§ **Stated goal**:
Restate the whole listing exactly.
***** Material provided
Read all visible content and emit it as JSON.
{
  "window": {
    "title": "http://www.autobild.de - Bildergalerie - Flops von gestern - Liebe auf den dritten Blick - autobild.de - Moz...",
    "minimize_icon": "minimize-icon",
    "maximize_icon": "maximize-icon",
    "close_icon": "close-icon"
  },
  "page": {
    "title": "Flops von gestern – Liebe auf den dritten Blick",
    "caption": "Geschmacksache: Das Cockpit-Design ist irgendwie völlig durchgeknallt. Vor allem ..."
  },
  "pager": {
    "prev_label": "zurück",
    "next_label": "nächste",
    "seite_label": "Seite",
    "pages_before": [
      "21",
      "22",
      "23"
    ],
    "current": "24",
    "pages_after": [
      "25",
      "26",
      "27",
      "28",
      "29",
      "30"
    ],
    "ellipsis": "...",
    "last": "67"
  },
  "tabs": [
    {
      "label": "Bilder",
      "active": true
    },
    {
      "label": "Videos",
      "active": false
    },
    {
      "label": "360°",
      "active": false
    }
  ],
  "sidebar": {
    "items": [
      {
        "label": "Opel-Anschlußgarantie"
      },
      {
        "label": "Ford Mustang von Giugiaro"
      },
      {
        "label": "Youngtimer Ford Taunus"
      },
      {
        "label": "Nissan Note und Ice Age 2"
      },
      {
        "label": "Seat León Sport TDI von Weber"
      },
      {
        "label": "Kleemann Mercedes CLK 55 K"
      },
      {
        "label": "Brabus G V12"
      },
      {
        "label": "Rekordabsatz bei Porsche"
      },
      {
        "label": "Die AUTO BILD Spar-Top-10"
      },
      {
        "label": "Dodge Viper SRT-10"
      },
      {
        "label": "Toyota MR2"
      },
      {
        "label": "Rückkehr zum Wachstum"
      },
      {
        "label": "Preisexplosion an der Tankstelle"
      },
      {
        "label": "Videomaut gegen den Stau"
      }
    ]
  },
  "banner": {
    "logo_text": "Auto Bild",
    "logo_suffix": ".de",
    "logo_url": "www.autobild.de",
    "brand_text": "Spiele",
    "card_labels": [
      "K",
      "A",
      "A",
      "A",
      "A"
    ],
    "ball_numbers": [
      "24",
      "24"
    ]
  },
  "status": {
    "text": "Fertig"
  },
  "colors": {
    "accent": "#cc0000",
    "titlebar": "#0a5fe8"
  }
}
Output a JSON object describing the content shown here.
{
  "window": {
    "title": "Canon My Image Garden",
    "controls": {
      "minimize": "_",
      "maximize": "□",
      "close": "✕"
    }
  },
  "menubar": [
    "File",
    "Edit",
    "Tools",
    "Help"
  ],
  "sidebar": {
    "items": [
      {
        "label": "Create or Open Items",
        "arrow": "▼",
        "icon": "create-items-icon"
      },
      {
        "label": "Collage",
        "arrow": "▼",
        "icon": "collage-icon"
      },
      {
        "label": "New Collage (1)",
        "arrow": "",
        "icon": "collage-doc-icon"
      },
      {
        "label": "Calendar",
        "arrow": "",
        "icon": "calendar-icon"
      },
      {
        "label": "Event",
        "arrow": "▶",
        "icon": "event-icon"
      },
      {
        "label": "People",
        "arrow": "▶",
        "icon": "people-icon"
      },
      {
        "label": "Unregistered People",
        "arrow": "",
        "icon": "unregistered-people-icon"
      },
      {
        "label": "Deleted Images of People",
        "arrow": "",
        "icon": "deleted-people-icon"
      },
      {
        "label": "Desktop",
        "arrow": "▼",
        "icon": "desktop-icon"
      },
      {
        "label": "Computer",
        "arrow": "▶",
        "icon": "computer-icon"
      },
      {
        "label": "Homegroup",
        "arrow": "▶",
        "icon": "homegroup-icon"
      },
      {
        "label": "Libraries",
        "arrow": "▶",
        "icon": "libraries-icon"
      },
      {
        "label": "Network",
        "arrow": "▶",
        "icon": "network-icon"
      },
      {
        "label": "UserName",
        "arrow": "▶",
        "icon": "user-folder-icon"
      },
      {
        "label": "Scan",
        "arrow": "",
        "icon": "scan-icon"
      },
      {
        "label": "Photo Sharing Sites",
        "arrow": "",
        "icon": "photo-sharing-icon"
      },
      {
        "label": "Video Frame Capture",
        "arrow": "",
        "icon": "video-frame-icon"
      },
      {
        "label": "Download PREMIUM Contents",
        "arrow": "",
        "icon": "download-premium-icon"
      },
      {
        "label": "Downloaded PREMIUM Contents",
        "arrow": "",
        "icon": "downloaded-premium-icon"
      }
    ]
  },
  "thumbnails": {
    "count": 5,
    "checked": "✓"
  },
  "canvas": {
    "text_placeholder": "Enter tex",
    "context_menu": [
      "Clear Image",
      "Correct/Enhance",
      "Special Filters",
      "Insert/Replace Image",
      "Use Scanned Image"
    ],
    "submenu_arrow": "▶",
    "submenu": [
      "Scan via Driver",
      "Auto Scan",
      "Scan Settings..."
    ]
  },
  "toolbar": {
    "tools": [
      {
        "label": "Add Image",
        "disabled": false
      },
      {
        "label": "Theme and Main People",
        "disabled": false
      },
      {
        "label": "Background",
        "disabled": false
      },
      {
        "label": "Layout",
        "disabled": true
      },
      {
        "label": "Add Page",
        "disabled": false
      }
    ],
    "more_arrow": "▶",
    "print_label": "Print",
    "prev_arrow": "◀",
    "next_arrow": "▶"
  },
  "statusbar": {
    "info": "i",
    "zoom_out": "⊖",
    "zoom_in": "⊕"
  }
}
**********
§ **Reply**:
Read all visible content and emit it as JSON.
{
  "window": {
    "title": "http://www.autobild.de - Bildergalerie - Flops von gestern - Liebe auf den dritten Blick - autobild.de - Moz...",
    "minimize_icon": "minimize-icon",
    "maximize_icon": "maximize-icon",
    "close_icon": "close-icon"
  },
  "page": {
    "title": "Flops von gestern – Liebe auf den dritten Blick",
    "caption": "Geschmacksache: Das Cockpit-Design ist irgendwie völlig durchgeknallt. Vor allem ..."
  },
  "pager": {
    "prev_label": "zurück",
    "next_label": "nächste",
    "seite_label": "Seite",
    "pages_before": [
      "21",
      "22",
      "23"
    ],
    "current": "24",
    "pages_after": [
      "25",
      "26",
      "27",
      "28",
      "29",
      "30"
    ],
    "ellipsis": "...",
    "last": "67"
  },
  "tabs": [
    {
      "label": "Bilder",
      "active": true
    },
    {
      "label": "Videos",
      "active": false
    },
    {
      "label": "360°",
      "active": false
    }
  ],
  "sidebar": {
    "items": [
      {
        "label": "Opel-Anschlußgarantie"
      },
      {
        "label": "Ford Mustang von Giugiaro"
      },
      {
        "label": "Youngtimer Ford Taunus"
      },
      {
        "label": "Nissan Note und Ice Age 2"
      },
      {
        "label": "Seat León Sport TDI von Weber"
      },
      {
        "label": "Kleemann Mercedes CLK 55 K"
      },
      {
        "label": "Brabus G V12"
      },
      {
        "label": "Rekordabsatz bei Porsche"
      },
      {
        "label": "Die AUTO BILD Spar-Top-10"
      },
      {
        "label": "Dodge Viper SRT-10"
      },
      {
        "label": "Toyota MR2"
      },
      {
        "label": "Rückkehr zum Wachstum"
      },
      {
        "label": "Preisexplosion an der Tankstelle"
      },
      {
        "label": "Videomaut gegen den Stau"
      }
    ]
  },
  "banner": {
    "logo_text": "Auto Bild",
    "logo_suffix": ".de",
    "logo_url": "www.autobild.de",
    "brand_text": "Spiele",
    "card_labels": [
      "K",
      "A",
      "A",
      "A",
      "A"
    ],
    "ball_numbers": [
      "24",
      "24"
    ]
  },
  "status": {
    "text": "Fertig"
  },
  "colors": {
    "accent": "#cc0000",
    "titlebar": "#0a5fe8"
  }
}
Output a JSON object describing the content shown here.
{
  "window": {
    "title": "Canon My Image Garden",
    "controls": {
      "minimize": "_",
      "maximize": "□",
      "close": "✕"
    }
  },
  "menubar": [
    "File",
    "Edit",
    "Tools",
    "Help"
  ],
  "sidebar": {
    "items": [
      {
        "label": "Create or Open Items",
        "arrow": "▼",
        "icon": "create-items-icon"
      },
      {
        "label": "Collage",
        "arrow": "▼",
        "icon": "collage-icon"
      },
      {
        "label": "New Collage (1)",
        "arrow": "",
        "icon": "collage-doc-icon"
      },
      {
        "label": "Calendar",
        "arrow": "",
        "icon": "calendar-icon"
      },
      {
        "label": "Event",
        "arrow": "▶",
        "icon": "event-icon"
      },
      {
        "label": "People",
        "arrow": "▶",
        "icon": "people-icon"
      },
      {
        "label": "Unregistered People",
        "arrow": "",
        "icon": "unregistered-people-icon"
      },
      {
        "label": "Deleted Images of People",
        "arrow": "",
        "icon": "deleted-people-icon"
      },
      {
        "label": "Desktop",
        "arrow": "▼",
        "icon": "desktop-icon"
      },
      {
        "label": "Computer",
        "arrow": "▶",
        "icon": "computer-icon"
      },
      {
        "label": "Homegroup",
        "arrow": "▶",
        "icon": "homegroup-icon"
      },
      {
        "label": "Libraries",
        "arrow": "▶",
        "icon": "libraries-icon"
      },
      {
        "label": "Network",
        "arrow": "▶",
        "icon": "network-icon"
      },
      {
        "label": "UserName",
        "arrow": "▶",
        "icon": "user-folder-icon"
      },
      {
        "label": "Scan",
        "arrow": "",
        "icon": "scan-icon"
      },
      {
        "label": "Photo Sharing Sites",
        "arrow": "",
        "icon": "photo-sharing-icon"
      },
      {
        "label": "Video Frame Capture",
        "arrow": "",
        "icon": "video-frame-icon"
      },
      {
        "label": "Download PREMIUM Contents",
        "arrow": "",
        "icon": "download-premium-icon"
      },
      {
        "label": "Downloaded PREMIUM Contents",
        "arrow": "",
        "icon": "downloaded-premium-icon"
      }
    ]
  },
  "thumbnails": {
    "count": 5,
    "checked": "✓"
  },
  "canvas": {
    "text_placeholder": "Enter tex",
    "context_menu": [
      "Clear Image",
      "Correct/Enhance",
      "Special Filters",
      "Insert/Replace Image",
      "Use Scanned Image"
    ],
    "submenu_arrow": "▶",
    "submenu": [
      "Scan via Driver",
      "Auto Scan",
      "Scan Settings..."
    ]
  },
  "toolbar": {
    "tools": [
      {
        "label": "Add Image",
        "disabled": false
      },
      {
        "label": "Theme and Main People",
        "disabled": false
      },
      {
        "label": "Background",
        "disabled": false
      },
      {
        "label": "Layout",
        "disabled": true
      },
      {
        "label": "Add Page",
        "disabled": false
      }
    ],
    "more_arrow": "▶",
    "print_label": "Print",
    "prev_arrow": "◀",
    "next_arrow": "▶"
  },
  "statusbar": {
    "info": "i",
    "zoom_out": "⊖",
    "zoom_in": "⊕"
  }
}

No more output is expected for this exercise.